• Stated goal
The records below are to be quoted in full; please keep every word exact.

## start Records provided

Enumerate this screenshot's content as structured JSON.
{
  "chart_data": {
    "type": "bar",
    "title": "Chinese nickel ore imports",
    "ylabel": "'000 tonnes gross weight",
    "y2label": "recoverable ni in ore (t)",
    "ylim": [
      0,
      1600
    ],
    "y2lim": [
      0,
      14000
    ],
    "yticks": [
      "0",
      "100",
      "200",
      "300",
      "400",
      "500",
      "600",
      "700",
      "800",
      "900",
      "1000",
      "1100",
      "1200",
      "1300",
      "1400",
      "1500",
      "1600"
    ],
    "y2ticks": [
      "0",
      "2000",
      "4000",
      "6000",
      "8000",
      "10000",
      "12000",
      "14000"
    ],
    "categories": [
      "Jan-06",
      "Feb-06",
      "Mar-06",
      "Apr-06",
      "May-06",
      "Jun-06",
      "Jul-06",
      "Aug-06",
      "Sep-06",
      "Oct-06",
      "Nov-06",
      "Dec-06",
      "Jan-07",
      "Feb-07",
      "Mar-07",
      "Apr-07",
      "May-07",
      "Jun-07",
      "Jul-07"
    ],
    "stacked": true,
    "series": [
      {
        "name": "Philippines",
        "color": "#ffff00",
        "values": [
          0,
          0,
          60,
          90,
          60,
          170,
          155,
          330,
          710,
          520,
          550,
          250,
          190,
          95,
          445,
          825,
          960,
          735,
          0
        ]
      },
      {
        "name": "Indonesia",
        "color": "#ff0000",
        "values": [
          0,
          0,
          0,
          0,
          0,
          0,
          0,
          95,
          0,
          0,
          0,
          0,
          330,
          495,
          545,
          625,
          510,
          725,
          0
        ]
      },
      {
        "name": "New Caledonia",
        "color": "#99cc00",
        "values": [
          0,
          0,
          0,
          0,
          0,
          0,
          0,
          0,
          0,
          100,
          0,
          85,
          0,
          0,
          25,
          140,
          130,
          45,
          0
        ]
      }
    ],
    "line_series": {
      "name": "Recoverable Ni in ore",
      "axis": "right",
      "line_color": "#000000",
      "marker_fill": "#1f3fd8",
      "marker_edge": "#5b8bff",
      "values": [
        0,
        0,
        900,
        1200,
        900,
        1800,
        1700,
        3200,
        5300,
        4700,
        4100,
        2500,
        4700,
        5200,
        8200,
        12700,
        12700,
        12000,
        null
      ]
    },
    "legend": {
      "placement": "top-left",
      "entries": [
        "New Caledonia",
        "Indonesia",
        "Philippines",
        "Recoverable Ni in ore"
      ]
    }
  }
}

## end Records provided

• Right answer
Enumerate this screenshot's content as structured JSON.
{
  "chart_data": {
    "type": "bar",
    "title": "Chinese nickel ore imports",
    "ylabel": "'000 tonnes gross weight",
    "y2label": "recoverable ni in ore (t)",
    "ylim": [
      0,
      1600
    ],
    "y2lim": [
      0,
      14000
    ],
    "yticks": [
      "0",
      "100",
      "200",
      "300",
      "400",
      "500",
      "600",
      "700",
      "800",
      "900",
      "1000",
      "1100",
      "1200",
      "1300",
      "1400",
      "1500",
      "1600"
    ],
    "y2ticks": [
      "0",
      "2000",
      "4000",
      "6000",
      "8000",
      "10000",
      "12000",
      "14000"
    ],
    "categories": [
      "Jan-06",
      "Feb-06",
      "Mar-06",
      "Apr-06",
      "May-06",
      "Jun-06",
      "Jul-06",
      "Aug-06",
      "Sep-06",
      "Oct-06",
      "Nov-06",
      "Dec-06",
      "Jan-07",
      "Feb-07",
      "Mar-07",
      "Apr-07",
      "May-07",
      "Jun-07",
      "Jul-07"
    ],
    "stacked": true,
    "series": [
      {
        "name": "Philippines",
        "color": "#ffff00",
        "values": [
          0,
          0,
          60,
          90,
          60,
          170,
          155,
          330,
          710,
          520,
          550,
          250,
          190,
          95,
          445,
          825,
          960,
          735,
          0
        ]
      },
      {
        "name": "Indonesia",
        "color": "#ff0000",
        "values": [
          0,
          0,
          0,
          0,
          0,
          0,
          0,
          95,
          0,
          0,
          0,
          0,
          330,
          495,
          545,
          625,
          510,
          725,
          0
        ]
      },
      {
        "name": "New Caledonia",
        "color": "#99cc00",
        "values": [
          0,
          0,
          0,
          0,
          0,
          0,
          0,
          0,
          0,
          100,
          0,
          85,
          0,
          0,
          25,
          140,
          130,
          45,
          0
        ]
      }
    ],
    "line_series": {
      "name": "Recoverable Ni in ore",
      "axis": "right",
      "line_color": "#000000",
      "marker_fill": "#1f3fd8",
      "marker_edge": "#5b8bff",
      "values": [
        0,
        0,
        900,
        1200,
        900,
        1800,
        1700,
        3200,
        5300,
        4700,
        4100,
        2500,
        4700,
        5200,
        8200,
        12700,
        12700,
        12000,
        null
      ]
    },
    "legend": {
      "placement": "top-left",
      "entries": [
        "New Caledonia",
        "Indonesia",
        "Philippines",
        "Recoverable Ni in ore"
      ]
    }
  }
}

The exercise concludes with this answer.